* [Goal of the exercise]:
Transcribe exactly the entries from the "Read out every word on this page." line to the end, both included, minus pictures.

Saved data entries
>> begin

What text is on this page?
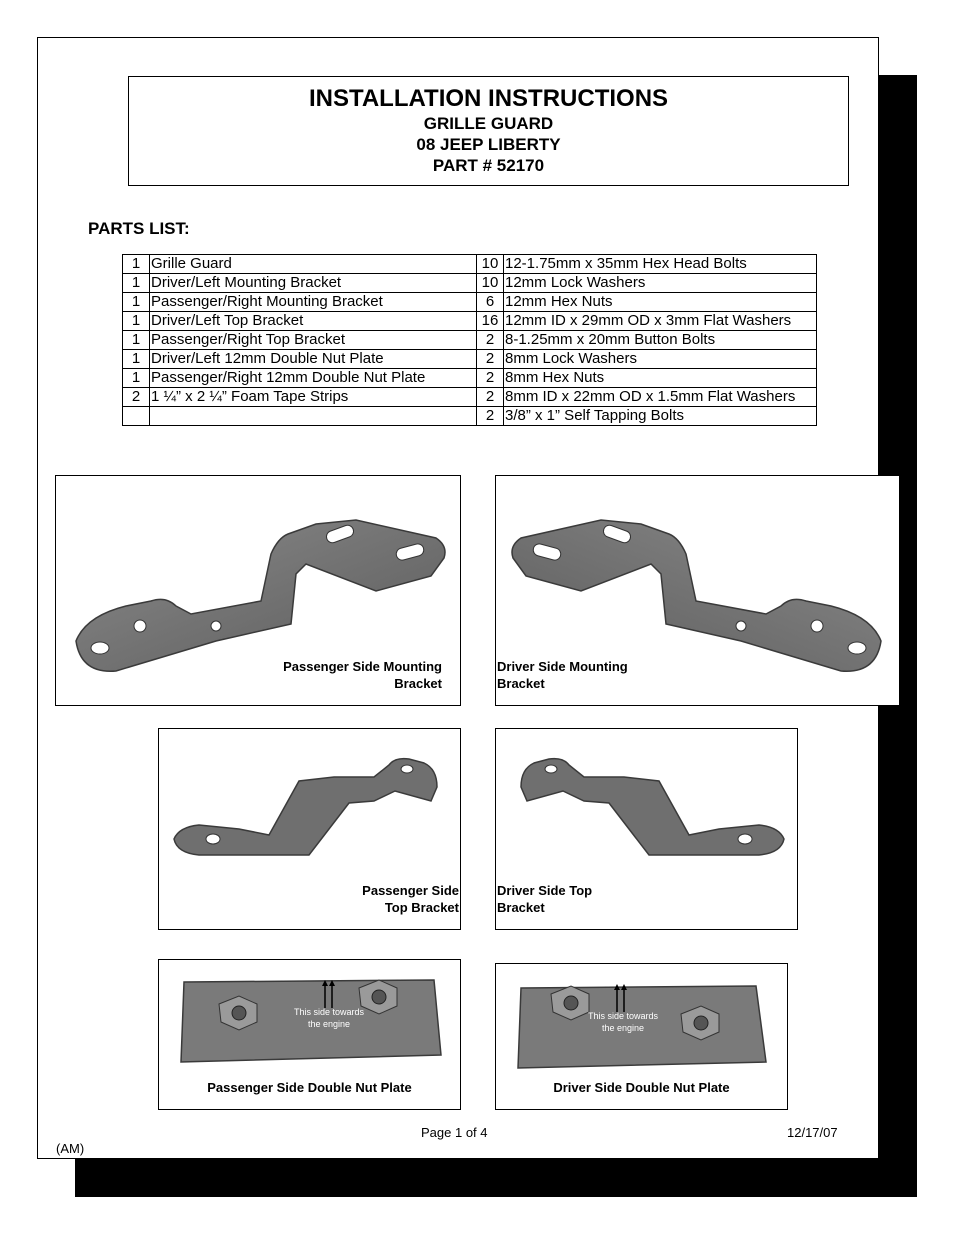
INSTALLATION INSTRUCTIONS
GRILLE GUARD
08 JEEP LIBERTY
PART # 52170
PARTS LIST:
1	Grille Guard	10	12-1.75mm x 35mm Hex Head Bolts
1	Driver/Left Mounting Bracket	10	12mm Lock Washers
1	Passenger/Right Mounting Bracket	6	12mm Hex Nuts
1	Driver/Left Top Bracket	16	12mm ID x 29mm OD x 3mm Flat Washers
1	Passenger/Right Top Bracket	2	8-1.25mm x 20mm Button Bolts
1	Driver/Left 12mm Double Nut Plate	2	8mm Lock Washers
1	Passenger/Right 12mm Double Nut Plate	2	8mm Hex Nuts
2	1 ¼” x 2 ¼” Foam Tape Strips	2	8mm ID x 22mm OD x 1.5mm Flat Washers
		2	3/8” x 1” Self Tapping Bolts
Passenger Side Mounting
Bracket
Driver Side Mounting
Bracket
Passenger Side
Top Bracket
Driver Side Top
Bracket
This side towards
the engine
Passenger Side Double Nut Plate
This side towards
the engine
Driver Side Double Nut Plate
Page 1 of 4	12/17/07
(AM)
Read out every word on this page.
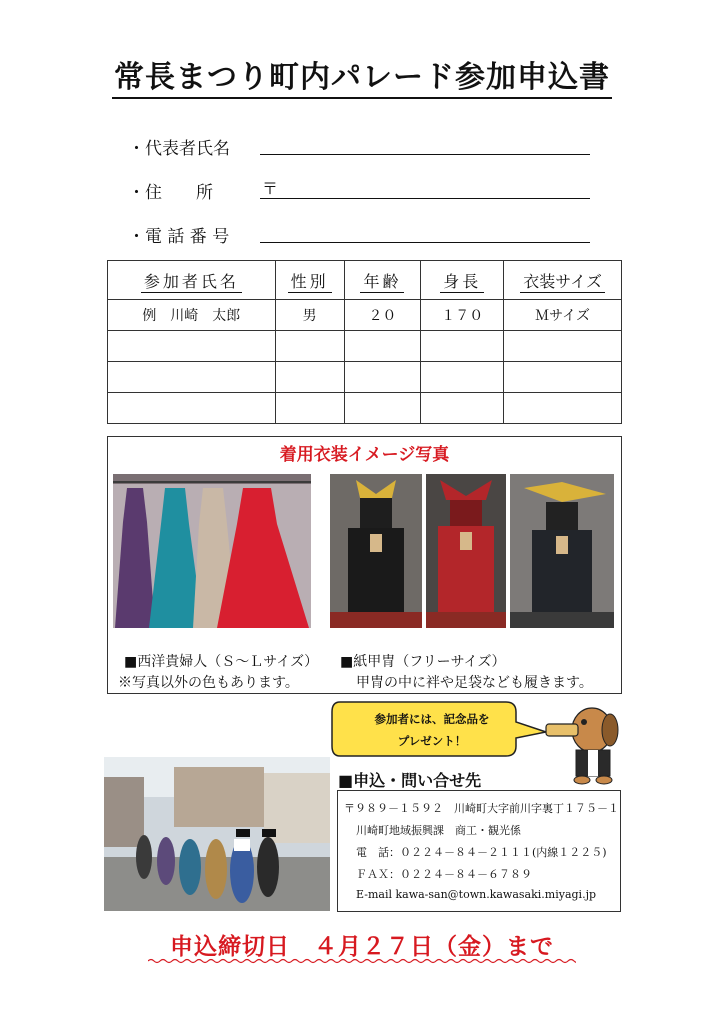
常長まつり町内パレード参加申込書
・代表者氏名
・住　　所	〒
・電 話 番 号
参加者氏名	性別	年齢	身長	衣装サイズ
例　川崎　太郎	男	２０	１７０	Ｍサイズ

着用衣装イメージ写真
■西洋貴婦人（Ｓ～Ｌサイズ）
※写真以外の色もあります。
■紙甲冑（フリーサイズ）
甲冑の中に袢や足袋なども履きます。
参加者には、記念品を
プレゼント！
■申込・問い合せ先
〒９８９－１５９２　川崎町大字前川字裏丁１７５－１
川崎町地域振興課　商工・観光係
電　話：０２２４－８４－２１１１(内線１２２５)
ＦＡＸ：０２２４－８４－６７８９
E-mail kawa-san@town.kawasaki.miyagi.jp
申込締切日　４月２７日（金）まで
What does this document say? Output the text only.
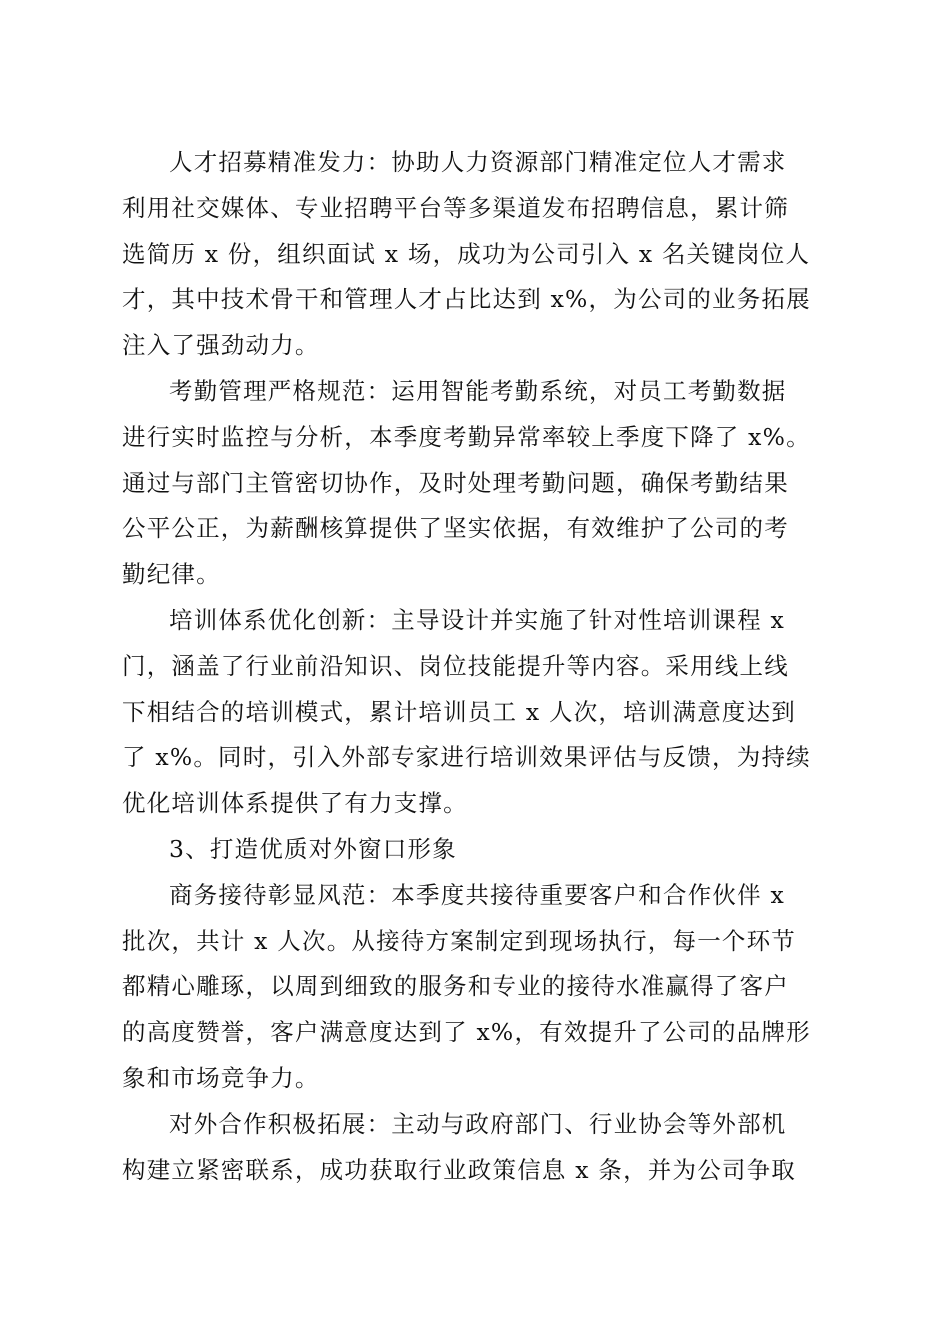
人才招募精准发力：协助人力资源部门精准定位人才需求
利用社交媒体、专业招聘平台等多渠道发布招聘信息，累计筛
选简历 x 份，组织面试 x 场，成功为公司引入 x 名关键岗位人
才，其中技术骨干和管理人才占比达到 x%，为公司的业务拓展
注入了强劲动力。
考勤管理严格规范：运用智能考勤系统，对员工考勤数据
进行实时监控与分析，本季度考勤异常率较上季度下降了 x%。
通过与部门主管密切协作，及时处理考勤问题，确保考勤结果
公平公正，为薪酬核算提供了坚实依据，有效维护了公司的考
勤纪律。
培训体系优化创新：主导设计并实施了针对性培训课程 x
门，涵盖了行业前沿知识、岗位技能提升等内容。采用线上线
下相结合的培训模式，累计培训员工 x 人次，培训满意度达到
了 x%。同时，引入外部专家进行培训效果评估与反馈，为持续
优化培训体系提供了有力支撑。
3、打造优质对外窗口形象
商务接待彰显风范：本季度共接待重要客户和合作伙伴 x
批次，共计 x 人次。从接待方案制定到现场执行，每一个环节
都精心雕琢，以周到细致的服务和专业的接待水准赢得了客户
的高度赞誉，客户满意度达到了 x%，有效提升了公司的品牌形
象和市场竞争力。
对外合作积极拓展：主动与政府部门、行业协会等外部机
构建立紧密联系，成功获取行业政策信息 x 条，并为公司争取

>> end

* [Exercise result]:
Read out every word on this page.
常長まつり町内パレード参加申込書
・代表者氏名
・住　　所	〒
・電 話 番 号
参加者氏名	性別	年齢	身長	衣装サイズ
例　川崎　太郎	男	２０	１７０	Ｍサイズ

着用衣装イメージ写真
■西洋貴婦人（Ｓ～Ｌサイズ）
※写真以外の色もあります。
■紙甲冑（フリーサイズ）
甲冑の中に袢や足袋なども履きます。
参加者には、記念品を
プレゼント！
■申込・問い合せ先
〒９８９－１５９２　川崎町大字前川字裏丁１７５－１
川崎町地域振興課　商工・観光係
電　話：０２２４－８４－２１１１(内線１２２５)
ＦＡＸ：０２２４－８４－６７８９
E-mail kawa-san@town.kawasaki.miyagi.jp
申込締切日　４月２７日（金）まで
What does this document say? Output the text only.
人才招募精准发力：协助人力资源部门精准定位人才需求
利用社交媒体、专业招聘平台等多渠道发布招聘信息，累计筛
选简历 x 份，组织面试 x 场，成功为公司引入 x 名关键岗位人
才，其中技术骨干和管理人才占比达到 x%，为公司的业务拓展
注入了强劲动力。
考勤管理严格规范：运用智能考勤系统，对员工考勤数据
进行实时监控与分析，本季度考勤异常率较上季度下降了 x%。
通过与部门主管密切协作，及时处理考勤问题，确保考勤结果
公平公正，为薪酬核算提供了坚实依据，有效维护了公司的考
勤纪律。
培训体系优化创新：主导设计并实施了针对性培训课程 x
门，涵盖了行业前沿知识、岗位技能提升等内容。采用线上线
下相结合的培训模式，累计培训员工 x 人次，培训满意度达到
了 x%。同时，引入外部专家进行培训效果评估与反馈，为持续
优化培训体系提供了有力支撑。
3、打造优质对外窗口形象
商务接待彰显风范：本季度共接待重要客户和合作伙伴 x
批次，共计 x 人次。从接待方案制定到现场执行，每一个环节
都精心雕琢，以周到细致的服务和专业的接待水准赢得了客户
的高度赞誉，客户满意度达到了 x%，有效提升了公司的品牌形
象和市场竞争力。
对外合作积极拓展：主动与政府部门、行业协会等外部机
构建立紧密联系，成功获取行业政策信息 x 条，并为公司争取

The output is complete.